Aim ▸ Set down, word for word, everything from "Project Management Institute provides" down to "a construction project?" in the passage on challenges to PMI's PMBOK Guide below.

Challenges to PMI’s PMBOK® Guide

Companies have been paying attention to operation optimization for ages. However, the paradigm has shifted, and companies are also investing in optimizing projects. One major organization that is working towards bringing progress in project management is the Project Management Institute (PMI®). PMI® has been continuously striving through research, certifications, training, and collaboration with industry experts to identify areas of improvement in Project management and to induct and train professionals in these areas. Today, PMI® is easily considered to be the largest and most prominent organization when it comes to developments in Project management and it delivers its findings and advancements through PMBOK® Guide and various certifications.

While PMI®’s credibility is unmatched, it has faced a couple of challenges based on its approach to project management. In this article, we will focus on the three major areas where the PMI® ’s approach has been challenges and the solution that has been presented by PMI®.

Are PMBOK® Guide and PMP® relevant to all Project types?

Project Management Institute provides Process Groups and Knowledge areas in PMBOK®  Guide and the common understanding goes that anyone who fulfills the criteria for PMP®  certification exam, who is well versed in PMBOK®  Guide and who has cleared PMP®  certification examination can handle and lead any project. This is where PMI® faces the first challenge.

Projects can be varied in nature. A project can be strategic, technical or even operational. Will the same strategy apply for all the projects? Do the expertise of a Project Manager handling an IT project needs to be the same as the expertise of a project manager assigned with the task of managing a construction project?

The answer is ‘No’. What PMI® provides through PMBOK® Guide are standards and not stepwise process. For both the project types, project managers will find the use of PMBOK®. However, not all process groups and knowledge areas will be useful in both the projects. It is the responsibility of the project managers to pick and choose what would be relevant for the type of project they are working on.

Supplied data ▸
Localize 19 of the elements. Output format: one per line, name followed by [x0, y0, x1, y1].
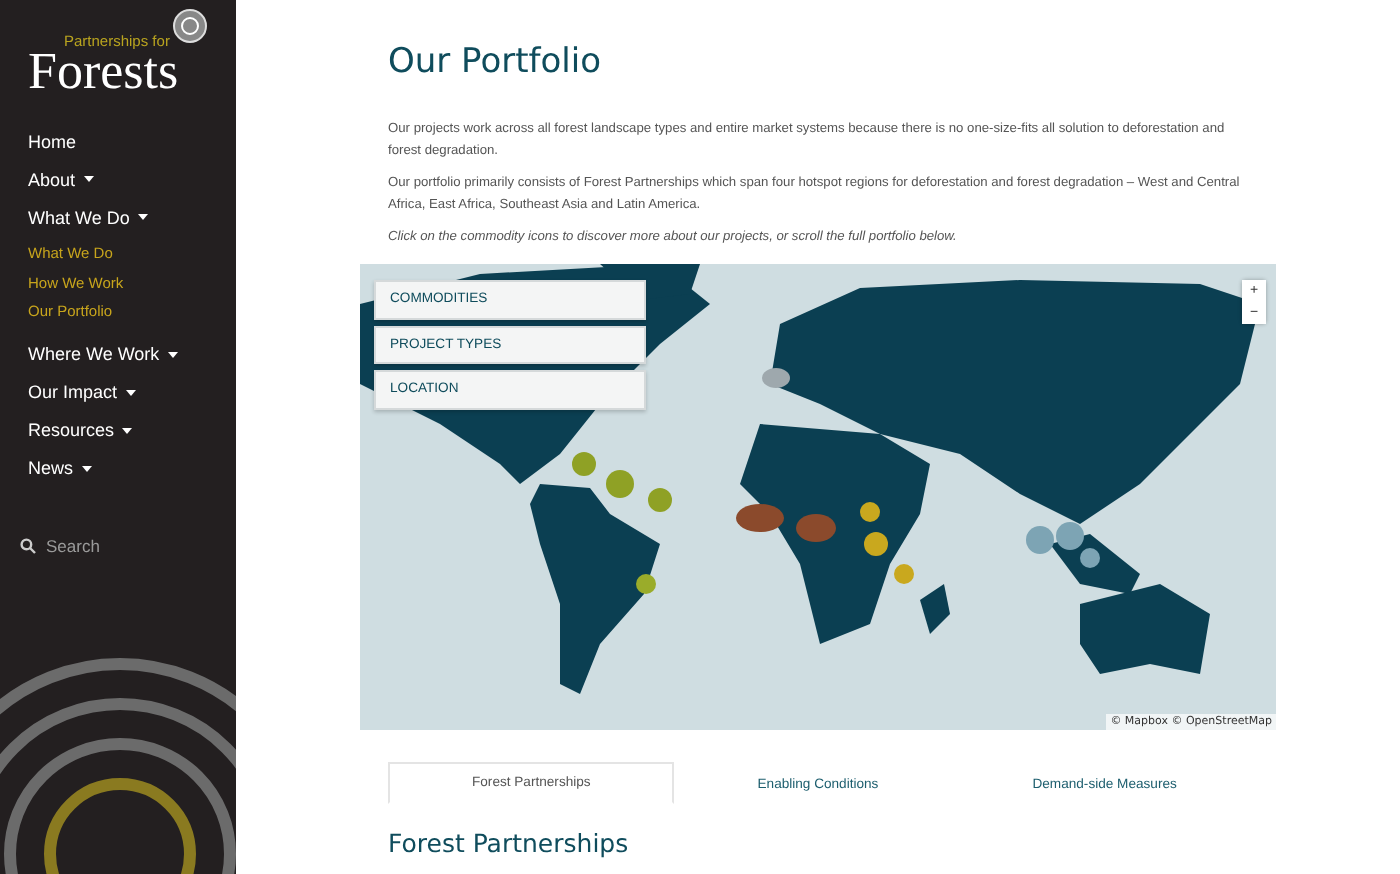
caret-icon [137, 214, 148, 220]
nav-link[interactable]: Home [28, 122, 236, 160]
search-icon [20, 537, 36, 553]
caret-icon [167, 351, 178, 357]
nav-link[interactable]: Where We Work [28, 335, 236, 373]
caret-icon [122, 427, 133, 433]
nav-link[interactable]: What We Do [28, 198, 236, 236]
search-field[interactable]: Search [46, 535, 186, 555]
nav-link[interactable]: News [28, 449, 236, 487]
page-title: Our Portfolio [388, 42, 603, 82]
section-title: Forest Partnerships [388, 828, 631, 858]
emblem-icon [172, 8, 208, 44]
caret-icon [83, 176, 94, 182]
nav-link[interactable]: Resources [28, 411, 236, 449]
nav-link[interactable]: Our Impact [28, 373, 236, 411]
caret-icon [125, 389, 136, 395]
nav-link[interactable]: About [28, 160, 236, 198]
logo-wordmark: Forests [28, 50, 179, 94]
caret-icon [81, 465, 92, 471]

Solution for this problem ▸
Project Management Institute provides Process Groups and Knowledge areas in PMBOK®  Guide and the common understanding goes that anyone who fulfills the criteria for PMP®  certification exam, who is well versed in PMBOK®  Guide and who has cleared PMP®  certification examination can handle and lead any project. This is where PMI® faces the first challenge.

Projects can be varied in nature. A project can be strategic, technical or even operational. Will the same strategy apply for all the projects? Do the expertise of a Project Manager handling an IT project needs to be the same as the expertise of a project manager assigned with the task of managing a construction project?